Short exercise |
Omit the pictures, then write out every entry exactly as it reads.

Stored data entries |
════════
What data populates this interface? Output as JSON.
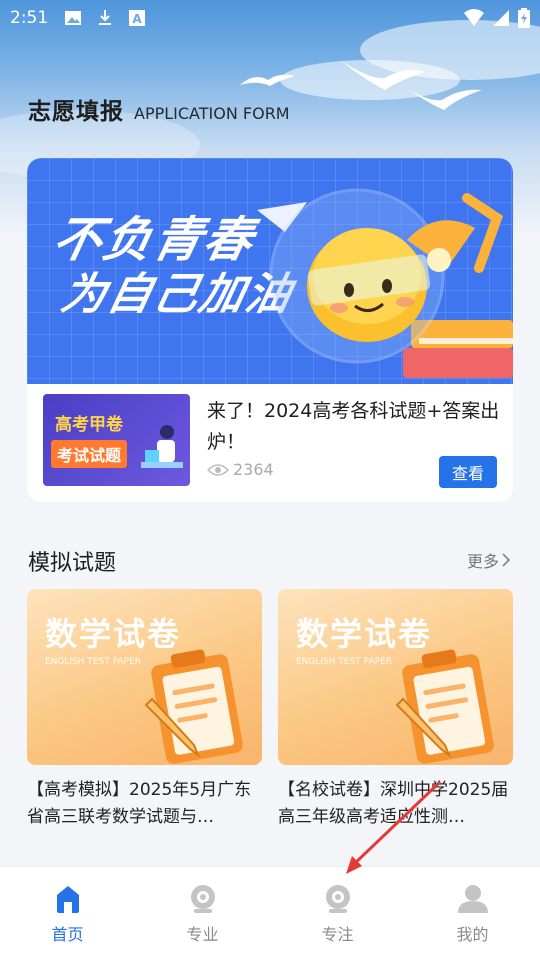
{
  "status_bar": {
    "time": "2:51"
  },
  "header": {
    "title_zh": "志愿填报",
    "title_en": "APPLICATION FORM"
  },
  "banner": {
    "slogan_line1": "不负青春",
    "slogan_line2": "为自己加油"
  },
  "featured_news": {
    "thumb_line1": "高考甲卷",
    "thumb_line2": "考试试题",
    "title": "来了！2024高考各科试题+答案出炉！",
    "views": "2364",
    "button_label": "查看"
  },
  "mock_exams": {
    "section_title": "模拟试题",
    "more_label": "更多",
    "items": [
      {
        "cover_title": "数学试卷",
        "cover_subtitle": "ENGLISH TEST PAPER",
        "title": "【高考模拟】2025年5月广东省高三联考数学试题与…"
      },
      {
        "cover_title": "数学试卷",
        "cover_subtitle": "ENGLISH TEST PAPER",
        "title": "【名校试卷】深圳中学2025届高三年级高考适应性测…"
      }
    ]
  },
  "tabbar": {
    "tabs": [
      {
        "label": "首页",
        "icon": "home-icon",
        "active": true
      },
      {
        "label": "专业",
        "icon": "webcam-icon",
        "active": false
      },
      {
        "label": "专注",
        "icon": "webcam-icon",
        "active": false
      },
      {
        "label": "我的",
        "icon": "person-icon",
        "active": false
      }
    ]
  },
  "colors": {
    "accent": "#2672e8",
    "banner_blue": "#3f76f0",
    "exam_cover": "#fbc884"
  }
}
════════
Reply to the task |
What data populates this interface? Output as JSON.
{
  "status_bar": {
    "time": "2:51"
  },
  "header": {
    "title_zh": "志愿填报",
    "title_en": "APPLICATION FORM"
  },
  "banner": {
    "slogan_line1": "不负青春",
    "slogan_line2": "为自己加油"
  },
  "featured_news": {
    "thumb_line1": "高考甲卷",
    "thumb_line2": "考试试题",
    "title": "来了！2024高考各科试题+答案出炉！",
    "views": "2364",
    "button_label": "查看"
  },
  "mock_exams": {
    "section_title": "模拟试题",
    "more_label": "更多",
    "items": [
      {
        "cover_title": "数学试卷",
        "cover_subtitle": "ENGLISH TEST PAPER",
        "title": "【高考模拟】2025年5月广东省高三联考数学试题与…"
      },
      {
        "cover_title": "数学试卷",
        "cover_subtitle": "ENGLISH TEST PAPER",
        "title": "【名校试卷】深圳中学2025届高三年级高考适应性测…"
      }
    ]
  },
  "tabbar": {
    "tabs": [
      {
        "label": "首页",
        "icon": "home-icon",
        "active": true
      },
      {
        "label": "专业",
        "icon": "webcam-icon",
        "active": false
      },
      {
        "label": "专注",
        "icon": "webcam-icon",
        "active": false
      },
      {
        "label": "我的",
        "icon": "person-icon",
        "active": false
      }
    ]
  },
  "colors": {
    "accent": "#2672e8",
    "banner_blue": "#3f76f0",
    "exam_cover": "#fbc884"
  }
}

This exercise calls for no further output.